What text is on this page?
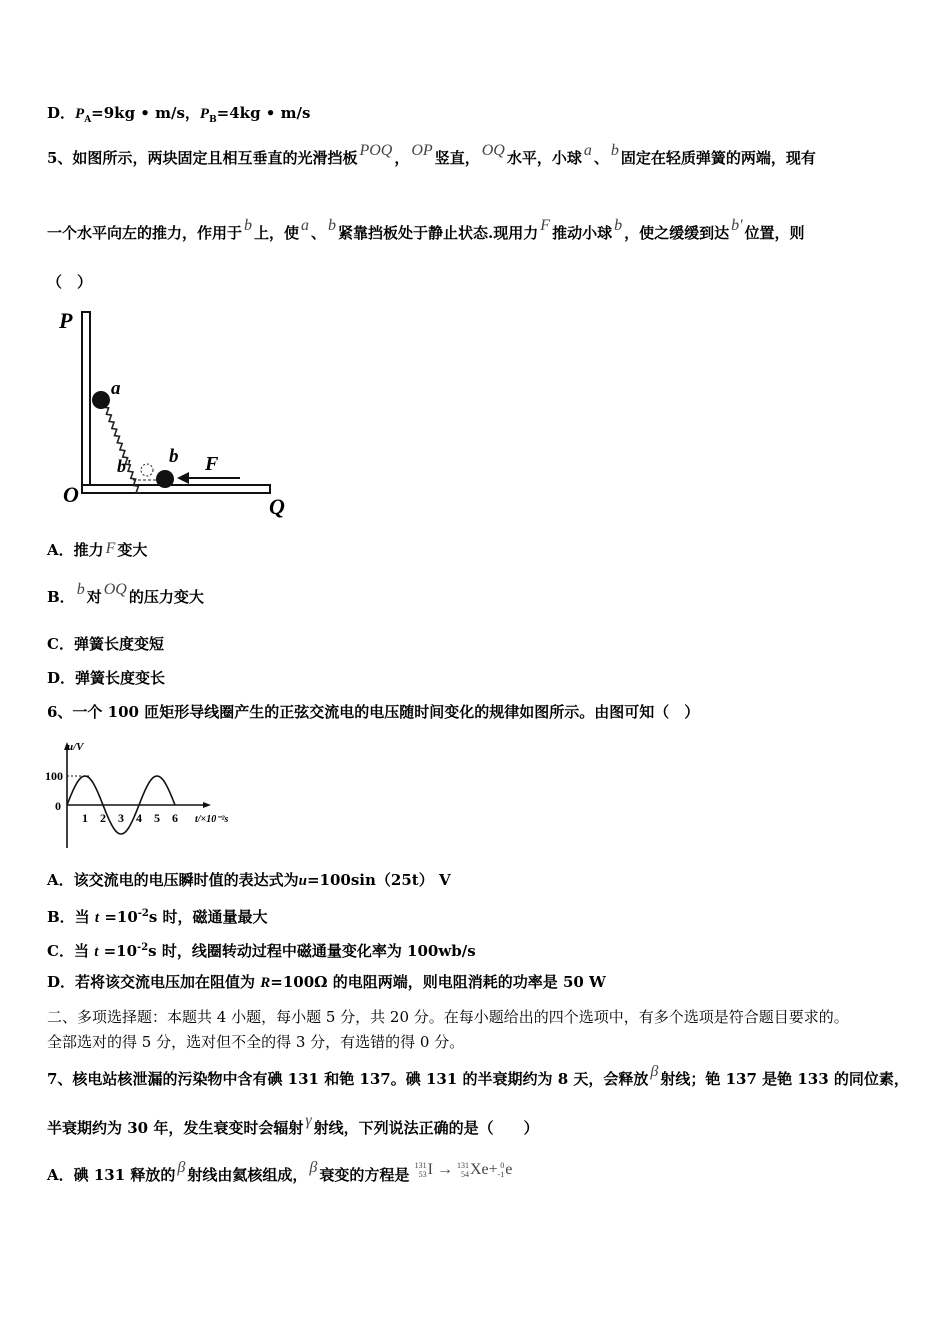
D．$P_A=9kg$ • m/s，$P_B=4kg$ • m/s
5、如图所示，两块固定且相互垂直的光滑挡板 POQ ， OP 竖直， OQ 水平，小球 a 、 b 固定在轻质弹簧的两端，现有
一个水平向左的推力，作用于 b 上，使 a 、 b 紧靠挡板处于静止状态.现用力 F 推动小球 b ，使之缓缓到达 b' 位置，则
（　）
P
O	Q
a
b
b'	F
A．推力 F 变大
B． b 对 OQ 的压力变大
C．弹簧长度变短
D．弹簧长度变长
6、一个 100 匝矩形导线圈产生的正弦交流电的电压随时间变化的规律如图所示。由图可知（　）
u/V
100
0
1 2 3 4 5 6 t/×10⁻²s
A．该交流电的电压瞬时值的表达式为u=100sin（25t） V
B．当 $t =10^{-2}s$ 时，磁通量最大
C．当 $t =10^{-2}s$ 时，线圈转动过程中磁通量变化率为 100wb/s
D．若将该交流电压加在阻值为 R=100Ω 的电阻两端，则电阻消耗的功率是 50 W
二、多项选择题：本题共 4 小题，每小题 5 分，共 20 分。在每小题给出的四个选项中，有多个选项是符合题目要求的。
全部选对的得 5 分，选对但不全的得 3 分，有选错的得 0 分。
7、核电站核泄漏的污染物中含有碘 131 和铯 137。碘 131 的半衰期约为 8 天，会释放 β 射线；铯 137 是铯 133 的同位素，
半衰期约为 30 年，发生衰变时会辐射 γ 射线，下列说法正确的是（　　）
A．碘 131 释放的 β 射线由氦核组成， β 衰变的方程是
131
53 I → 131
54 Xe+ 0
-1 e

____________

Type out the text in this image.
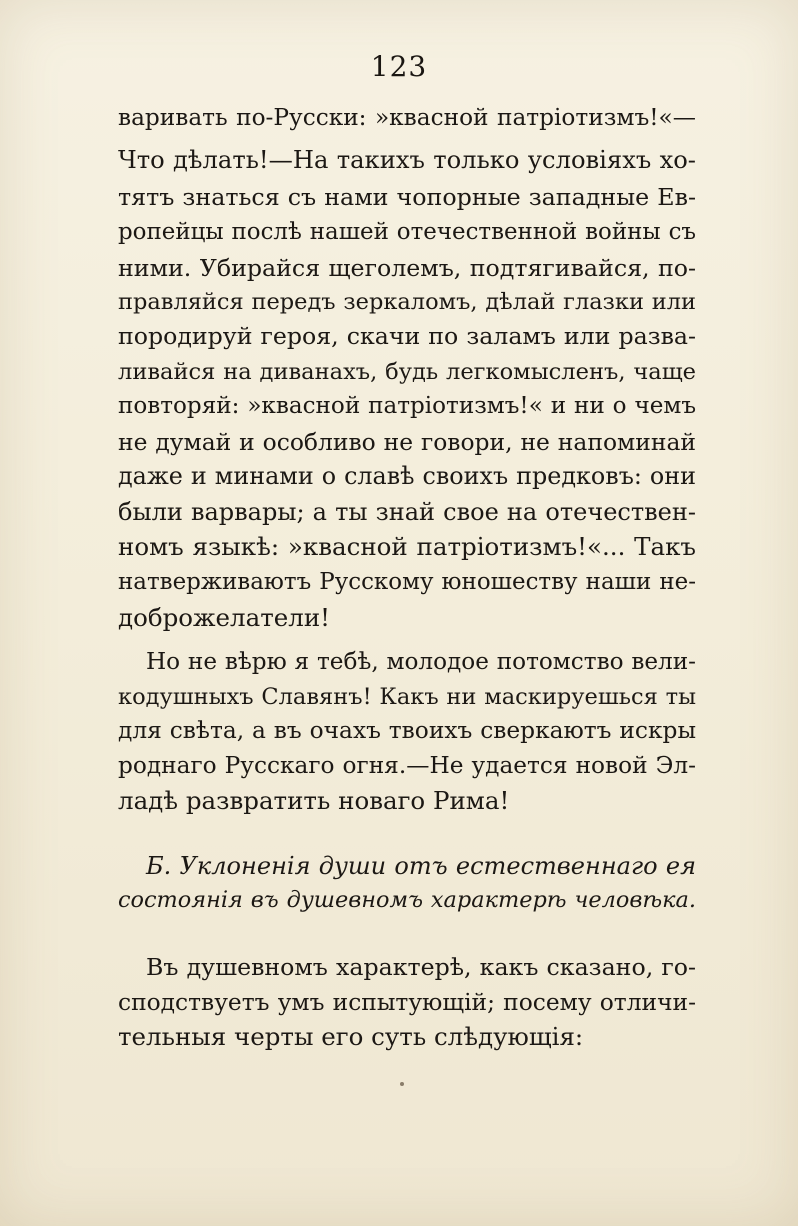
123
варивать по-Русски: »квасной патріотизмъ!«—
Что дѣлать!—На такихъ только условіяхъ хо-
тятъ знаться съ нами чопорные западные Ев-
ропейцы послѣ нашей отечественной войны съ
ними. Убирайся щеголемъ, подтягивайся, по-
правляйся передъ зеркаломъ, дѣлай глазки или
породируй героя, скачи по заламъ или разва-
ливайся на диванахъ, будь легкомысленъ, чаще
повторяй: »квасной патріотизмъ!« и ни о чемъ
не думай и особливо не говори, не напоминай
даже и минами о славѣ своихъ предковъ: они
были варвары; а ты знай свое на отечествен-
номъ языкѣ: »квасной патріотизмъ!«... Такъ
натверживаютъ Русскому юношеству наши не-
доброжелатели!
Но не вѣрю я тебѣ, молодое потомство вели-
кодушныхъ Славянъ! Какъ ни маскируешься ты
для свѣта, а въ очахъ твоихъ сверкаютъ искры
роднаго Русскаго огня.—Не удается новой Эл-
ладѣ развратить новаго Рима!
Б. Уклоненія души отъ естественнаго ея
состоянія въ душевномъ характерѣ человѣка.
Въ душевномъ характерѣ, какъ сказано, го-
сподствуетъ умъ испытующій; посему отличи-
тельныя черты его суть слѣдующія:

____________

* _What is asked_
From the entries above, collect every line with the string "патріотизмъ" in it.

* _Task result_
варивать по-Русски: »квасной патріотизмъ!«—
повторяй: »квасной патріотизмъ!« и ни о чемъ
номъ языкѣ: »квасной патріотизмъ!«... Такъ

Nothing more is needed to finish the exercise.